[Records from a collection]
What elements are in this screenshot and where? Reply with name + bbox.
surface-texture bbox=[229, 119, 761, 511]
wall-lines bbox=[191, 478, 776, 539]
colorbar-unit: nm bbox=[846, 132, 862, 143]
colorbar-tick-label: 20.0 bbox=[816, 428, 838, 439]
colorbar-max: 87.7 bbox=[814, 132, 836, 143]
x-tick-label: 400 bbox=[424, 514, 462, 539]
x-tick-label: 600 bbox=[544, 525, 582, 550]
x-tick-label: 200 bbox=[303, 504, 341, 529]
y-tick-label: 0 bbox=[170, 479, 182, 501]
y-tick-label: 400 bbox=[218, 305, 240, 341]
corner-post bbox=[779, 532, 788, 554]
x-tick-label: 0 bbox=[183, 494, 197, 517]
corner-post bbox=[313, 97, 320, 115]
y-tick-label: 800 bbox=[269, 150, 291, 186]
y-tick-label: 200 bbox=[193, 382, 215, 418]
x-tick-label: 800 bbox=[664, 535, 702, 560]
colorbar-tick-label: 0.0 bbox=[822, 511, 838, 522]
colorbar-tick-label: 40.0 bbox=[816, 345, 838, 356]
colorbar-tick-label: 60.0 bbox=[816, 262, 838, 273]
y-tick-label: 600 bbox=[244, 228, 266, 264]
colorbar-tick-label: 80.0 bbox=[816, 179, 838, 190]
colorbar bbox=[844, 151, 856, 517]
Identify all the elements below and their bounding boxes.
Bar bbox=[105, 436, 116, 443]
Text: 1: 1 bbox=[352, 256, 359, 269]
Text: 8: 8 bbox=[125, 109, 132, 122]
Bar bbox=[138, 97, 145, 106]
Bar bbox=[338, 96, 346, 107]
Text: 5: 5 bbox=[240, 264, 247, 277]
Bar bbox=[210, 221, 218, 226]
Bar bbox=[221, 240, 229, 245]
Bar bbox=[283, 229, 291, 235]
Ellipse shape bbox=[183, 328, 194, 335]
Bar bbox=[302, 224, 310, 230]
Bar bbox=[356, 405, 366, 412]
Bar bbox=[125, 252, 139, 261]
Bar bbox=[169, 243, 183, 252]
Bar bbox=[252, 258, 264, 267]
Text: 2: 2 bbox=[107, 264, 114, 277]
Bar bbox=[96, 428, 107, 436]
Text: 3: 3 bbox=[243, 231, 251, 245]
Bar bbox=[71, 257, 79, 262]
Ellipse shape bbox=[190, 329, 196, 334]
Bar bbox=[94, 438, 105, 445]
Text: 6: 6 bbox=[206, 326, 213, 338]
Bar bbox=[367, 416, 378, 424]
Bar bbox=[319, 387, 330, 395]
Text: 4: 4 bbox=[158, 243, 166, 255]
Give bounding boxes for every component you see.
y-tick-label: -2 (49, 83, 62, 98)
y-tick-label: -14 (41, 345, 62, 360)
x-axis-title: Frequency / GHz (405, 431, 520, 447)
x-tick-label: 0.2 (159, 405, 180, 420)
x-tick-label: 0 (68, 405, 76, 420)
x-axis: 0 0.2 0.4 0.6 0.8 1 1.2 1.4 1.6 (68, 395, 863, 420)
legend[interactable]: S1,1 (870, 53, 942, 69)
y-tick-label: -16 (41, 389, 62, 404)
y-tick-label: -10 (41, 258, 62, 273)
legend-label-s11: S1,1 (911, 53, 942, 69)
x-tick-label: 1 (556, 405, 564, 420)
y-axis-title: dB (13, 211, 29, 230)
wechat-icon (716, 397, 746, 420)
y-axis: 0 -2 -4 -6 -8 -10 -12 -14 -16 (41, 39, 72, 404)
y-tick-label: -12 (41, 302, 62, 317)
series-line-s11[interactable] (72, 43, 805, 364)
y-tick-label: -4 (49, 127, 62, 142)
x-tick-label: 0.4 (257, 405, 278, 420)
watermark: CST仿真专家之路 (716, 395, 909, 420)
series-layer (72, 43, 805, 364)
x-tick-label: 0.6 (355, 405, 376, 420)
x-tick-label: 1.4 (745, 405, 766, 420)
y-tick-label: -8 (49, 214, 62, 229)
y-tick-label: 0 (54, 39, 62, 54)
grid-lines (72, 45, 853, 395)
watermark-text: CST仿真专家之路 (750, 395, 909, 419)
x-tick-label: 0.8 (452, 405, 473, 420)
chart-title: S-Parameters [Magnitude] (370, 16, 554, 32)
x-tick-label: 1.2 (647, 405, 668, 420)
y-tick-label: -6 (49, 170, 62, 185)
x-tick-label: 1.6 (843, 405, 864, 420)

Task details: Print the records above again word for word, starting at the beginning and ending with the line that contains "Bar bbox=[138, 97, 145, 106]", both included.

Full response:
What elements are in this screenshot and where? Reply with name + bbox.
surface-texture bbox=[229, 119, 761, 511]
wall-lines bbox=[191, 478, 776, 539]
colorbar-unit: nm bbox=[846, 132, 862, 143]
colorbar-tick-label: 20.0 bbox=[816, 428, 838, 439]
colorbar-max: 87.7 bbox=[814, 132, 836, 143]
x-tick-label: 400 bbox=[424, 514, 462, 539]
x-tick-label: 600 bbox=[544, 525, 582, 550]
x-tick-label: 200 bbox=[303, 504, 341, 529]
y-tick-label: 0 bbox=[170, 479, 182, 501]
y-tick-label: 400 bbox=[218, 305, 240, 341]
corner-post bbox=[779, 532, 788, 554]
x-tick-label: 0 bbox=[183, 494, 197, 517]
corner-post bbox=[313, 97, 320, 115]
y-tick-label: 800 bbox=[269, 150, 291, 186]
y-tick-label: 200 bbox=[193, 382, 215, 418]
x-tick-label: 800 bbox=[664, 535, 702, 560]
colorbar-tick-label: 0.0 bbox=[822, 511, 838, 522]
colorbar-tick-label: 40.0 bbox=[816, 345, 838, 356]
colorbar-tick-label: 60.0 bbox=[816, 262, 838, 273]
y-tick-label: 600 bbox=[244, 228, 266, 264]
colorbar-tick-label: 80.0 bbox=[816, 179, 838, 190]
colorbar bbox=[844, 151, 856, 517]
Identify all the elements below and their bounding boxes.
Bar bbox=[105, 436, 116, 443]
Text: 1: 1 bbox=[352, 256, 359, 269]
Text: 8: 8 bbox=[125, 109, 132, 122]
Bar bbox=[138, 97, 145, 106]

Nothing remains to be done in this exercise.